> [Given entries]:
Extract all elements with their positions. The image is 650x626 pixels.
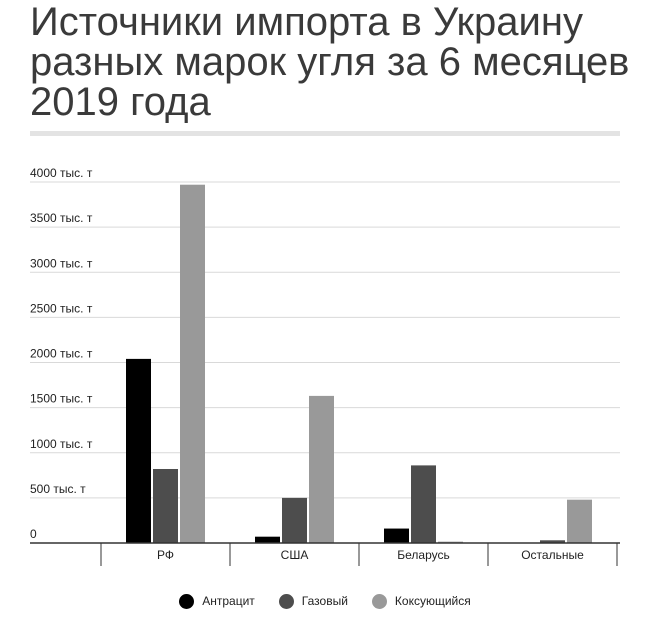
legend-item: Газовый [278, 593, 348, 609]
legend-item: Антрацит [179, 593, 255, 609]
bar [126, 358, 151, 543]
legend-swatch [278, 593, 294, 609]
x-axis: РФ США Беларусь Остальные [30, 542, 620, 566]
bar [384, 528, 409, 543]
legend-label: Антрацит [202, 594, 255, 608]
x-category-label: Остальные [521, 548, 584, 562]
legend: Антрацит Газовый Коксующийся [0, 590, 650, 612]
y-tick-label: 500 тыс. т [30, 482, 86, 496]
bars [126, 184, 592, 543]
bar [255, 536, 280, 543]
y-tick-label: 2000 тыс. т [30, 347, 93, 361]
legend-swatch [179, 593, 195, 609]
y-tick-label: 1500 тыс. т [30, 392, 93, 406]
bar [282, 497, 307, 543]
legend-label: Газовый [301, 594, 348, 608]
bar-chart: 0 500 тыс. т 1000 тыс. т 1500 тыс. т 2000 ты… [30, 166, 620, 566]
bar [540, 540, 565, 543]
y-tick-label: 3500 тыс. т [30, 211, 93, 225]
bar [309, 395, 334, 543]
y-tick-label: 3000 тыс. т [30, 256, 93, 270]
legend-label: Коксующийся [394, 594, 471, 608]
bar [567, 499, 592, 543]
x-category-label: РФ [157, 548, 174, 562]
y-axis-labels: 0 500 тыс. т 1000 тыс. т 1500 тыс. т 2000 ты… [30, 166, 93, 541]
x-category-label: США [281, 548, 309, 562]
y-tick-label: 2500 тыс. т [30, 301, 93, 315]
chart-title: Источники импорта в Украину разных марок… [30, 0, 630, 124]
bar [153, 468, 178, 543]
y-tick-label: 1000 тыс. т [30, 437, 93, 451]
title-divider [30, 131, 620, 136]
bar [411, 465, 436, 543]
y-tick-label: 0 [30, 527, 37, 541]
bar [180, 184, 205, 543]
y-tick-label: 4000 тыс. т [30, 166, 93, 180]
x-category-label: Беларусь [397, 548, 449, 562]
legend-item: Коксующийся [371, 593, 471, 609]
legend-swatch [371, 593, 387, 609]
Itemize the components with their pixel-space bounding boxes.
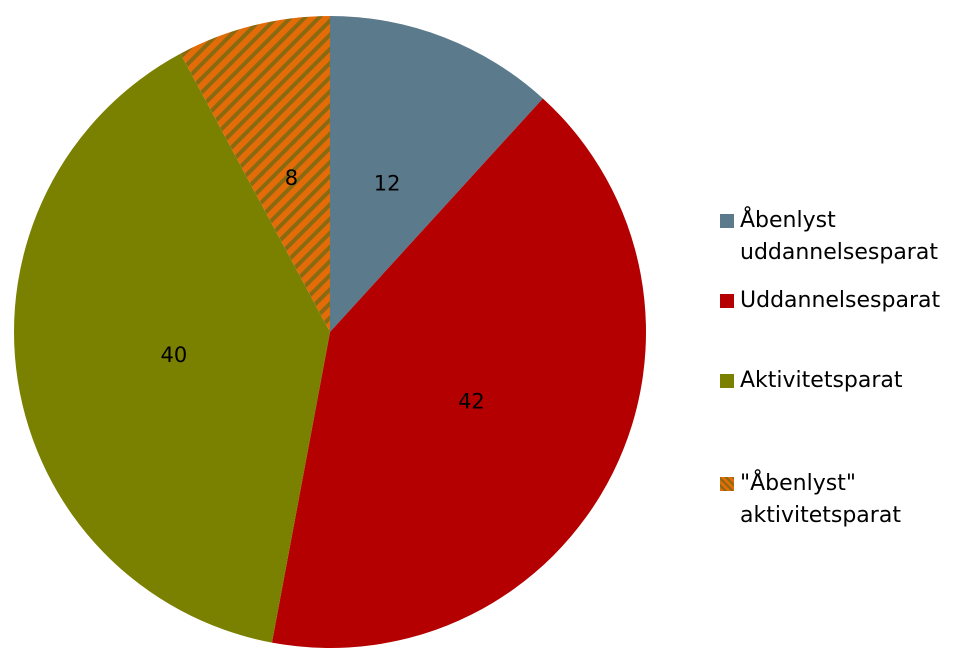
- legend-entry: Åbenlyst uddannelsesparat: [720, 205, 977, 269]
- legend-swatch: [720, 294, 734, 308]
- legend-label: Aktivitetsparat: [740, 368, 903, 393]
- legend-swatch: [720, 214, 734, 228]
- legend-entry: Aktivitetsparat: [720, 365, 977, 397]
- pie-area: 12 42 40 8: [13, 16, 646, 648]
- pie-slice: [180, 16, 330, 332]
- legend-label: Åbenlyst uddannelsesparat: [740, 208, 938, 265]
- data-label: 40: [161, 343, 188, 367]
- legend-entry: Uddannelsesparat: [720, 285, 977, 317]
- pie-slice: [271, 98, 646, 648]
- legend-swatch: [720, 477, 734, 491]
- legend-entry: "Åbenlyst" aktivitetsparat: [720, 468, 977, 532]
- legend-swatch: [720, 374, 734, 388]
- data-label: 12: [374, 172, 401, 196]
- data-label: 8: [285, 166, 298, 190]
- pie-slice: [13, 53, 331, 643]
- legend-label: "Åbenlyst" aktivitetsparat: [740, 471, 901, 528]
- legend-label: Uddannelsesparat: [740, 288, 941, 313]
- data-label: 42: [458, 389, 485, 413]
- pie-slice: [330, 16, 543, 332]
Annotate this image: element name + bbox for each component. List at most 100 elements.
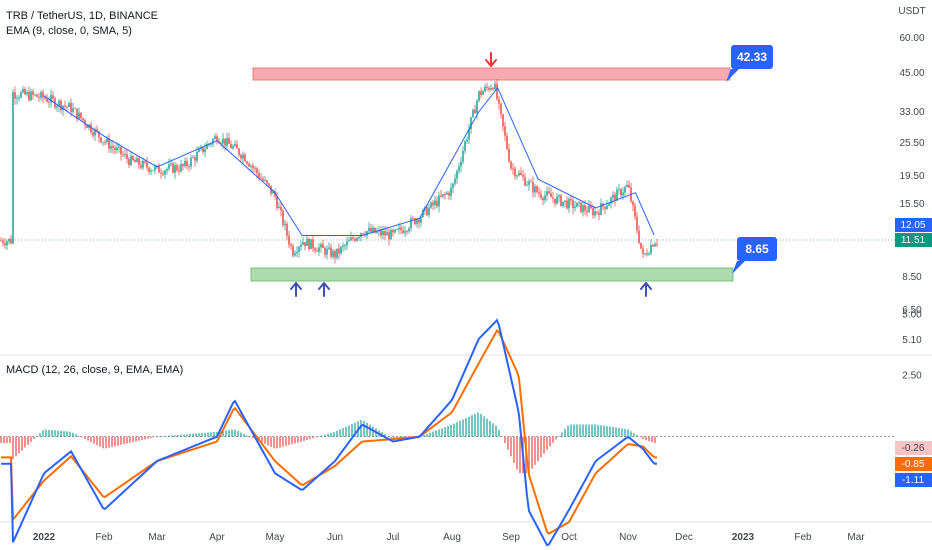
candle-body xyxy=(572,200,574,209)
candle-body xyxy=(2,240,4,244)
candle-body xyxy=(644,253,646,255)
macd-histogram-bar xyxy=(327,433,329,437)
support-callout-text: 8.65 xyxy=(745,242,769,256)
macd-histogram-bar xyxy=(342,428,344,437)
candle-body xyxy=(398,227,400,230)
candle-body xyxy=(386,232,388,236)
candle-body xyxy=(202,146,204,152)
time-axis-label: Apr xyxy=(209,532,225,543)
candle-body xyxy=(166,168,168,171)
candle-body xyxy=(656,243,658,245)
candle-body xyxy=(412,218,414,220)
candle-body xyxy=(458,166,460,171)
macd-histogram-bar xyxy=(366,422,368,437)
candle-body xyxy=(308,238,310,249)
macd-histogram-bar xyxy=(531,436,533,469)
macd-histogram-bar xyxy=(90,436,92,443)
macd-histogram-bar xyxy=(483,416,485,437)
macd-histogram-bar xyxy=(9,436,11,443)
candle-body xyxy=(444,194,446,195)
candle-body xyxy=(194,157,196,161)
macd-hist-tag-text: -0.26 xyxy=(902,443,925,454)
candle-body xyxy=(448,192,450,196)
candle-body xyxy=(40,92,42,98)
candle-body xyxy=(632,201,634,206)
candle-body xyxy=(268,183,270,186)
candle-body xyxy=(32,91,34,95)
time-axis-label: Feb xyxy=(794,532,812,543)
candle-body xyxy=(638,230,640,243)
candle-body xyxy=(650,245,652,254)
candle-body xyxy=(102,141,104,143)
candle-body xyxy=(420,216,422,223)
candle-body xyxy=(76,108,78,119)
macd-histogram-bar xyxy=(204,432,206,437)
time-axis-label: Dec xyxy=(675,532,693,543)
candle-body xyxy=(400,227,402,231)
macd-histogram-bar xyxy=(228,430,230,437)
candle-body xyxy=(128,159,130,166)
macd-histogram-bar xyxy=(312,436,314,439)
macd-histogram-bar xyxy=(309,436,311,440)
candle-body xyxy=(174,165,176,173)
macd-histogram-bar xyxy=(186,434,188,437)
macd-histogram-bar xyxy=(633,433,635,437)
candle-body xyxy=(508,148,510,162)
macd-histogram-bar xyxy=(165,435,167,437)
candle-body xyxy=(438,195,440,207)
macd-histogram-bar xyxy=(390,436,392,438)
candle-body xyxy=(564,200,566,202)
top-down-arrow xyxy=(485,52,497,67)
macd-histogram-bar xyxy=(456,422,458,437)
candle-body xyxy=(494,83,496,90)
candle-body xyxy=(182,164,184,167)
candle-body xyxy=(162,173,164,175)
macd-histogram-bar xyxy=(288,436,290,446)
candle-body xyxy=(546,191,548,196)
candle-body xyxy=(652,245,654,247)
candle-body xyxy=(298,246,300,252)
candle-body xyxy=(390,229,392,240)
macd-signal-tag xyxy=(895,457,932,471)
macd-histogram-bar xyxy=(177,434,179,437)
candle-body xyxy=(328,247,330,249)
macd-histogram-bar xyxy=(639,436,641,438)
candle-body xyxy=(560,195,562,206)
candle-body xyxy=(190,157,192,167)
macd-histogram-bar xyxy=(453,423,455,437)
macd-histogram-bar xyxy=(426,433,428,437)
macd-histogram-bar xyxy=(495,425,497,437)
macd-histogram-bar xyxy=(3,436,5,443)
candle-body xyxy=(440,195,442,197)
price-axis-currency: USDT xyxy=(898,6,925,17)
macd-histogram-bar xyxy=(141,436,143,441)
candle-body xyxy=(10,238,12,244)
candle-body xyxy=(588,205,590,213)
candle-body xyxy=(610,197,612,204)
macd-histogram-bar xyxy=(504,436,506,444)
candle-body xyxy=(548,191,550,194)
candle-body xyxy=(252,165,254,168)
candle-body xyxy=(240,154,242,159)
macd-histogram-bar xyxy=(237,431,239,437)
candle-body xyxy=(514,168,516,177)
macd-histogram-bar xyxy=(621,428,623,437)
candle-body xyxy=(634,205,636,217)
macd-histogram-bar xyxy=(549,436,551,447)
candle-body xyxy=(350,237,352,241)
candle-body xyxy=(214,136,216,140)
candle-body xyxy=(432,202,434,206)
candles-group xyxy=(0,79,658,264)
candle-body xyxy=(156,165,158,167)
candle-body xyxy=(132,156,134,161)
macd-histogram-bar xyxy=(594,424,596,437)
candle-body xyxy=(380,230,382,236)
macd-histogram-bar xyxy=(513,436,515,463)
macd-histogram-bar xyxy=(33,436,35,439)
macd-histogram-bar xyxy=(339,429,341,437)
symbol-title: TRB / TetherUS, 1D, BINANCE xyxy=(6,10,159,22)
candle-body xyxy=(578,202,580,204)
macd-histogram-bar xyxy=(147,436,149,439)
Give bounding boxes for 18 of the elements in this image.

> [Exercise description]: Copy out the rows unchanged, starting with the line that contains "- legend-entry: Åbenlyst" and going through the line that contains "Annotate this image: element".

> [Written solution]:
- legend-entry: Åbenlyst uddannelsesparat: [720, 205, 977, 269]
- legend-swatch: [720, 294, 734, 308]
- legend-label: Aktivitetsparat: [740, 368, 903, 393]
- legend-swatch: [720, 214, 734, 228]
- legend-entry: Aktivitetsparat: [720, 365, 977, 397]
- pie-area: 12 42 40 8: [13, 16, 646, 648]
- pie-slice: [180, 16, 330, 332]
- legend-label: Åbenlyst uddannelsesparat: [740, 208, 938, 265]
- data-label: 40: [161, 343, 188, 367]
- legend-entry: Uddannelsesparat: [720, 285, 977, 317]
- pie-slice: [271, 98, 646, 648]
- legend-swatch: [720, 477, 734, 491]
- legend-entry: "Åbenlyst" aktivitetsparat: [720, 468, 977, 532]
- legend-swatch: [720, 374, 734, 388]
- data-label: 12: [374, 172, 401, 196]
- data-label: 8: [285, 166, 298, 190]
- pie-slice: [13, 53, 331, 643]
- legend-label: "Åbenlyst" aktivitetsparat: [740, 471, 901, 528]
- legend-label: Uddannelsesparat: [740, 288, 941, 313]
- data-label: 42: [458, 389, 485, 413]
- pie-slice: [330, 16, 543, 332]
Annotate this image: element name + bbox for each component. List at most 100 elements.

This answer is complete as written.